▸ **Data listing**
'''

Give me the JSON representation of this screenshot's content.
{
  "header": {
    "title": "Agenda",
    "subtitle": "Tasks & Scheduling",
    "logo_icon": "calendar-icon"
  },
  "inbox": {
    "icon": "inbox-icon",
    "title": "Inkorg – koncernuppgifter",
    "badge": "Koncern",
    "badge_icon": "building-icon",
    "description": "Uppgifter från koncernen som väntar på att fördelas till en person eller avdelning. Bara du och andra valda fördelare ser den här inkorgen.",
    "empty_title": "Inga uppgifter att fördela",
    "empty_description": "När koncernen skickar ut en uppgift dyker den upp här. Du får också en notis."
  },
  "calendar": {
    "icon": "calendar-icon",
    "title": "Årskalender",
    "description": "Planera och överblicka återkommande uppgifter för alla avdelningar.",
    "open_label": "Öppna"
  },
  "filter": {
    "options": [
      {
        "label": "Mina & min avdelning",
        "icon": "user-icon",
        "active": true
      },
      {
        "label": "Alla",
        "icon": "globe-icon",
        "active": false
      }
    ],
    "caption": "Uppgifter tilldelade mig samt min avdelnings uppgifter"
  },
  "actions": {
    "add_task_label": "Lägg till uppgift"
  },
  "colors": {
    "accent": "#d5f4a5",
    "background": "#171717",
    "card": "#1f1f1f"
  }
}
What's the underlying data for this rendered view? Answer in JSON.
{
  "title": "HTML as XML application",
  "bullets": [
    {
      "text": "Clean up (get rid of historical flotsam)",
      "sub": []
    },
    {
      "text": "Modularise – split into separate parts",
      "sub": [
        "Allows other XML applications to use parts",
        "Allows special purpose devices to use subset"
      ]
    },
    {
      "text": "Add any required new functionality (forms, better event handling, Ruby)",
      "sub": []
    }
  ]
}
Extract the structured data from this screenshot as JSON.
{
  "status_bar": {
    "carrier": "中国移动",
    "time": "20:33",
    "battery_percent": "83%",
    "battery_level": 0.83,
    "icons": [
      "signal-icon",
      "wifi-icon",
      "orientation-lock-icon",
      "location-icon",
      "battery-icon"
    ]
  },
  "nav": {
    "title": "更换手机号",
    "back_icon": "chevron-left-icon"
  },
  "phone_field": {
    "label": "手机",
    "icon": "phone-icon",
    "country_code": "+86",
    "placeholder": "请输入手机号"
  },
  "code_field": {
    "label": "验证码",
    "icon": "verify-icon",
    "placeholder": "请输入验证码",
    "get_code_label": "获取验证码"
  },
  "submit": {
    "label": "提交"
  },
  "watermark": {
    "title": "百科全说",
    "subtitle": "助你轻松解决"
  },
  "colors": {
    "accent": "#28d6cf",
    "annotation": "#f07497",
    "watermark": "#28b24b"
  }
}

'''

▸ **Stated goal**
Output the full listing without altering anything.

▸ **Finished task**
Give me the JSON representation of this screenshot's content.
{
  "header": {
    "title": "Agenda",
    "subtitle": "Tasks & Scheduling",
    "logo_icon": "calendar-icon"
  },
  "inbox": {
    "icon": "inbox-icon",
    "title": "Inkorg – koncernuppgifter",
    "badge": "Koncern",
    "badge_icon": "building-icon",
    "description": "Uppgifter från koncernen som väntar på att fördelas till en person eller avdelning. Bara du och andra valda fördelare ser den här inkorgen.",
    "empty_title": "Inga uppgifter att fördela",
    "empty_description": "När koncernen skickar ut en uppgift dyker den upp här. Du får också en notis."
  },
  "calendar": {
    "icon": "calendar-icon",
    "title": "Årskalender",
    "description": "Planera och överblicka återkommande uppgifter för alla avdelningar.",
    "open_label": "Öppna"
  },
  "filter": {
    "options": [
      {
        "label": "Mina & min avdelning",
        "icon": "user-icon",
        "active": true
      },
      {
        "label": "Alla",
        "icon": "globe-icon",
        "active": false
      }
    ],
    "caption": "Uppgifter tilldelade mig samt min avdelnings uppgifter"
  },
  "actions": {
    "add_task_label": "Lägg till uppgift"
  },
  "colors": {
    "accent": "#d5f4a5",
    "background": "#171717",
    "card": "#1f1f1f"
  }
}
What's the underlying data for this rendered view? Answer in JSON.
{
  "title": "HTML as XML application",
  "bullets": [
    {
      "text": "Clean up (get rid of historical flotsam)",
      "sub": []
    },
    {
      "text": "Modularise – split into separate parts",
      "sub": [
        "Allows other XML applications to use parts",
        "Allows special purpose devices to use subset"
      ]
    },
    {
      "text": "Add any required new functionality (forms, better event handling, Ruby)",
      "sub": []
    }
  ]
}
Extract the structured data from this screenshot as JSON.
{
  "status_bar": {
    "carrier": "中国移动",
    "time": "20:33",
    "battery_percent": "83%",
    "battery_level": 0.83,
    "icons": [
      "signal-icon",
      "wifi-icon",
      "orientation-lock-icon",
      "location-icon",
      "battery-icon"
    ]
  },
  "nav": {
    "title": "更换手机号",
    "back_icon": "chevron-left-icon"
  },
  "phone_field": {
    "label": "手机",
    "icon": "phone-icon",
    "country_code": "+86",
    "placeholder": "请输入手机号"
  },
  "code_field": {
    "label": "验证码",
    "icon": "verify-icon",
    "placeholder": "请输入验证码",
    "get_code_label": "获取验证码"
  },
  "submit": {
    "label": "提交"
  },
  "watermark": {
    "title": "百科全说",
    "subtitle": "助你轻松解决"
  },
  "colors": {
    "accent": "#28d6cf",
    "annotation": "#f07497",
    "watermark": "#28b24b"
  }
}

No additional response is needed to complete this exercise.